### Data to process
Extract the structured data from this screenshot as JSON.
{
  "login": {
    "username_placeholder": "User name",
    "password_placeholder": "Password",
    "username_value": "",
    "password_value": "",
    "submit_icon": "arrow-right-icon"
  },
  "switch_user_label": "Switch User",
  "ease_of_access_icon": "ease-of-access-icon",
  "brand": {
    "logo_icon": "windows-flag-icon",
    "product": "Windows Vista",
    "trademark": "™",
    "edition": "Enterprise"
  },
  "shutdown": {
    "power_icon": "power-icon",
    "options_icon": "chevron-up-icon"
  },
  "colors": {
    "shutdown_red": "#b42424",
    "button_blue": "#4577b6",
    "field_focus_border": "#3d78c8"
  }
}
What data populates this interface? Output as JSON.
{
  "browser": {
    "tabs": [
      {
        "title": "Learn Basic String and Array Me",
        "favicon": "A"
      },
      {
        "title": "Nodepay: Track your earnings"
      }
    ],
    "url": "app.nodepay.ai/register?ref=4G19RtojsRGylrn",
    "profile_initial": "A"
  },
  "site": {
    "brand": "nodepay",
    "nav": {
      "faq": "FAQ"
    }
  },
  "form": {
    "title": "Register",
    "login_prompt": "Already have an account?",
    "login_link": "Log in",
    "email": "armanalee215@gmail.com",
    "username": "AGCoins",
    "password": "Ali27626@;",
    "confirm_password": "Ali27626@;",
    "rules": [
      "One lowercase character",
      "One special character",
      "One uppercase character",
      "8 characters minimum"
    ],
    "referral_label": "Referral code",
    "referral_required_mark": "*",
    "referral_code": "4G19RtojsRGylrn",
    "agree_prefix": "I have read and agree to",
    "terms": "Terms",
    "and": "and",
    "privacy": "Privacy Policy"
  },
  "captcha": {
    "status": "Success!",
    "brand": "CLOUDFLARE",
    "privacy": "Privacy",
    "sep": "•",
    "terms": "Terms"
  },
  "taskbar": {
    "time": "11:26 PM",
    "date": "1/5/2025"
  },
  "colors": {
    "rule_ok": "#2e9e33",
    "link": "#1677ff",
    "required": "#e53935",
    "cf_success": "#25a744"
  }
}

### Written task
Give the number of lines in the records that contain the string "Privacy", with no other output.

### Correct result
2